Data to process:
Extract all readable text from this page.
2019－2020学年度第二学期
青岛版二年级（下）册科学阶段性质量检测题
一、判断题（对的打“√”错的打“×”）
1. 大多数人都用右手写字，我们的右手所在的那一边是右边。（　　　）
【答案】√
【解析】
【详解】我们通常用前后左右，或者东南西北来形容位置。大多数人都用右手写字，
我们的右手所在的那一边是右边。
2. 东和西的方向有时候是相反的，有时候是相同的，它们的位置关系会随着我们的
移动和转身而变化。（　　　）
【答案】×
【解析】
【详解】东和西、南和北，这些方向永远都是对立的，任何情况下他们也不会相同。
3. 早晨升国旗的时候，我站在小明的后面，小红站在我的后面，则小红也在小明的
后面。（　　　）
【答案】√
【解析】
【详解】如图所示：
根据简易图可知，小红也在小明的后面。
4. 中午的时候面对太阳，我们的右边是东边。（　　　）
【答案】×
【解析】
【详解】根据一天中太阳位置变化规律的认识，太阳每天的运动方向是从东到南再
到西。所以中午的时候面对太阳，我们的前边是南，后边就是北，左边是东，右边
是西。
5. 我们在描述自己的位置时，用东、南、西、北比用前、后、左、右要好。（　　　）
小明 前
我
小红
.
* * *
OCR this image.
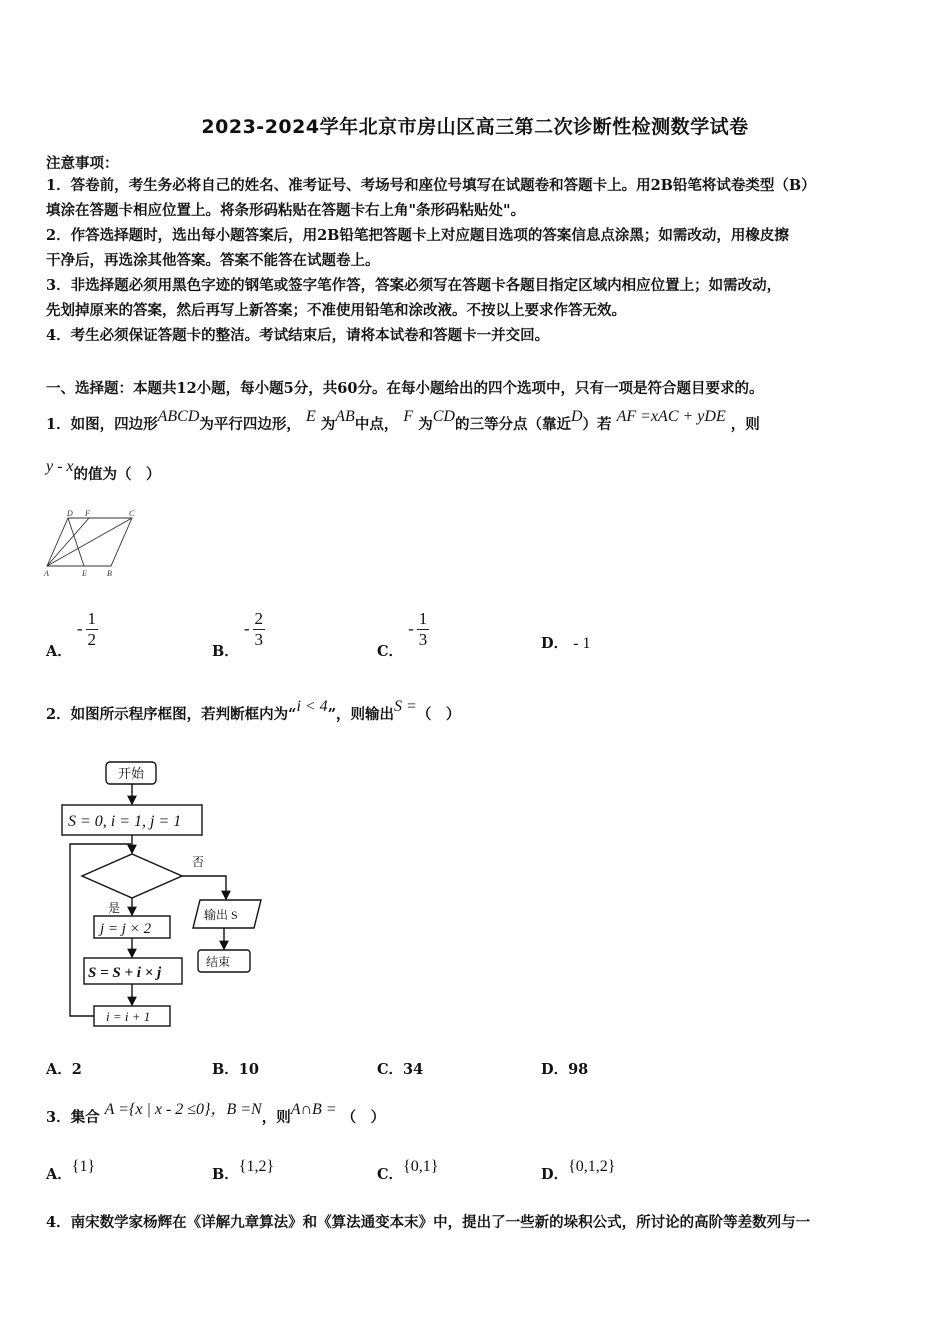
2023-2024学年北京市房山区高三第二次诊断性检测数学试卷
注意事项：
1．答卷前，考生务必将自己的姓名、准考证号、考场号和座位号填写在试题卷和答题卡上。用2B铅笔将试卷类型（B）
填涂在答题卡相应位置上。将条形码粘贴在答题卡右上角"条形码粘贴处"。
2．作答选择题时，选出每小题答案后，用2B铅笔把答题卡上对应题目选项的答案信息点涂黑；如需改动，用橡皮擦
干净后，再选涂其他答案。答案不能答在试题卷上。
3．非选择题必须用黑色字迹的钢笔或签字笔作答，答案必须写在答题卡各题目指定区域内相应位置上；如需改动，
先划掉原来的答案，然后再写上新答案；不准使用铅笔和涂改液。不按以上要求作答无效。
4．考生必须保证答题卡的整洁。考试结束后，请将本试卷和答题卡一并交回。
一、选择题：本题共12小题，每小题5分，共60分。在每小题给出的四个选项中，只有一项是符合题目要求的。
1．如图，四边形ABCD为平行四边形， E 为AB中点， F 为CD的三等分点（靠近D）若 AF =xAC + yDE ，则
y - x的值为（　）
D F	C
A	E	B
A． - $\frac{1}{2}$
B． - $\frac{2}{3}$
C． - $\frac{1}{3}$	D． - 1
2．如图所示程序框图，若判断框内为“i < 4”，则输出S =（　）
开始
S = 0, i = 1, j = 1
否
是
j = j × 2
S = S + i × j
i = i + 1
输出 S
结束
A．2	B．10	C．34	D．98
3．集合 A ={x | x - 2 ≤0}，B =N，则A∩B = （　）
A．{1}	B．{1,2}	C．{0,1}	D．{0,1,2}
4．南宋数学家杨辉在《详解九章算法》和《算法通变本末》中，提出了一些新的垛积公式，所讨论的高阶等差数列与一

Task to complete:
Pick out each line that holds the string "我们的右手所在的那一边是右边".

Expected output:
1. 大多数人都用右手写字，我们的右手所在的那一边是右边。（　　　）
我们的右手所在的那一边是右边。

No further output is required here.